[Figure record listings]
● ● ● ● ● ● ●

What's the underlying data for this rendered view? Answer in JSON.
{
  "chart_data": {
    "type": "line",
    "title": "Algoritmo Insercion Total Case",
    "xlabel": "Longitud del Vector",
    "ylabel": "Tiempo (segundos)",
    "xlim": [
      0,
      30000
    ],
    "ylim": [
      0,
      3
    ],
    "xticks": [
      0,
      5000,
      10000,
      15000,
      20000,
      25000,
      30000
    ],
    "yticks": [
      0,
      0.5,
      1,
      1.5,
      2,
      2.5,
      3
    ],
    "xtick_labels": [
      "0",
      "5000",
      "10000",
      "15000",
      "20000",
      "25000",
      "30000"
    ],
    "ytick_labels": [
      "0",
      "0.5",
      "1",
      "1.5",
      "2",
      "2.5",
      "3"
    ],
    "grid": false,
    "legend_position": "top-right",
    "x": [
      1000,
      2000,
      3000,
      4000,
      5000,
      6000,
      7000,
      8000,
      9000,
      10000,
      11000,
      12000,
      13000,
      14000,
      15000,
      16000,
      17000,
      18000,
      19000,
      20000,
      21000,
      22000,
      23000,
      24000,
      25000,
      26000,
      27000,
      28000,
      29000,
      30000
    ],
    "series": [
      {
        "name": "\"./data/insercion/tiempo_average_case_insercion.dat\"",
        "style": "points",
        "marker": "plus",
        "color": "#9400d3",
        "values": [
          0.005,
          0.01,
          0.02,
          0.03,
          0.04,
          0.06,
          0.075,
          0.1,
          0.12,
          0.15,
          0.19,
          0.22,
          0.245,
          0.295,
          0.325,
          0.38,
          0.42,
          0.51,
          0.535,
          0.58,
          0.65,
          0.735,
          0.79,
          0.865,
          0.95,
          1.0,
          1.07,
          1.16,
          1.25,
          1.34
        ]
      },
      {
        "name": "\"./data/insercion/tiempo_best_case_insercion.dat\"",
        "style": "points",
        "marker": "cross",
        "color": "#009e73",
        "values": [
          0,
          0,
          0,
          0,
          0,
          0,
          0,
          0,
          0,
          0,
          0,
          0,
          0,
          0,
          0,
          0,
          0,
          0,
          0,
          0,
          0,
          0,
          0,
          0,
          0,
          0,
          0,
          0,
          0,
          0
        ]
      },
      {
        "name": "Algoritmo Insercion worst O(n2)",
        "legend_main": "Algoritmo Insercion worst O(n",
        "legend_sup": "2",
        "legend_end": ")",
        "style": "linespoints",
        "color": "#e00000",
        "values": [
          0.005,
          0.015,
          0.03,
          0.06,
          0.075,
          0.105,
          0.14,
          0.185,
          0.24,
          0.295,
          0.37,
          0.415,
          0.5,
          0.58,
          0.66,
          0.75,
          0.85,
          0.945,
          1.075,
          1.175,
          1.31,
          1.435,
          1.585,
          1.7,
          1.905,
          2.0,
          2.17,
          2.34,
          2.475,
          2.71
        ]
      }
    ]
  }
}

● ● ● ● ● ● ●

* _WHAT IS ASKED_
Every record above must be duplicated exactly.

* _OUTPUT FOR THIS EXERCISE_
What's the underlying data for this rendered view? Answer in JSON.
{
  "chart_data": {
    "type": "line",
    "title": "Algoritmo Insercion Total Case",
    "xlabel": "Longitud del Vector",
    "ylabel": "Tiempo (segundos)",
    "xlim": [
      0,
      30000
    ],
    "ylim": [
      0,
      3
    ],
    "xticks": [
      0,
      5000,
      10000,
      15000,
      20000,
      25000,
      30000
    ],
    "yticks": [
      0,
      0.5,
      1,
      1.5,
      2,
      2.5,
      3
    ],
    "xtick_labels": [
      "0",
      "5000",
      "10000",
      "15000",
      "20000",
      "25000",
      "30000"
    ],
    "ytick_labels": [
      "0",
      "0.5",
      "1",
      "1.5",
      "2",
      "2.5",
      "3"
    ],
    "grid": false,
    "legend_position": "top-right",
    "x": [
      1000,
      2000,
      3000,
      4000,
      5000,
      6000,
      7000,
      8000,
      9000,
      10000,
      11000,
      12000,
      13000,
      14000,
      15000,
      16000,
      17000,
      18000,
      19000,
      20000,
      21000,
      22000,
      23000,
      24000,
      25000,
      26000,
      27000,
      28000,
      29000,
      30000
    ],
    "series": [
      {
        "name": "\"./data/insercion/tiempo_average_case_insercion.dat\"",
        "style": "points",
        "marker": "plus",
        "color": "#9400d3",
        "values": [
          0.005,
          0.01,
          0.02,
          0.03,
          0.04,
          0.06,
          0.075,
          0.1,
          0.12,
          0.15,
          0.19,
          0.22,
          0.245,
          0.295,
          0.325,
          0.38,
          0.42,
          0.51,
          0.535,
          0.58,
          0.65,
          0.735,
          0.79,
          0.865,
          0.95,
          1.0,
          1.07,
          1.16,
          1.25,
          1.34
        ]
      },
      {
        "name": "\"./data/insercion/tiempo_best_case_insercion.dat\"",
        "style": "points",
        "marker": "cross",
        "color": "#009e73",
        "values": [
          0,
          0,
          0,
          0,
          0,
          0,
          0,
          0,
          0,
          0,
          0,
          0,
          0,
          0,
          0,
          0,
          0,
          0,
          0,
          0,
          0,
          0,
          0,
          0,
          0,
          0,
          0,
          0,
          0,
          0
        ]
      },
      {
        "name": "Algoritmo Insercion worst O(n2)",
        "legend_main": "Algoritmo Insercion worst O(n",
        "legend_sup": "2",
        "legend_end": ")",
        "style": "linespoints",
        "color": "#e00000",
        "values": [
          0.005,
          0.015,
          0.03,
          0.06,
          0.075,
          0.105,
          0.14,
          0.185,
          0.24,
          0.295,
          0.37,
          0.415,
          0.5,
          0.58,
          0.66,
          0.75,
          0.85,
          0.945,
          1.075,
          1.175,
          1.31,
          1.435,
          1.585,
          1.7,
          1.905,
          2.0,
          2.17,
          2.34,
          2.475,
          2.71
        ]
      }
    ]
  }
}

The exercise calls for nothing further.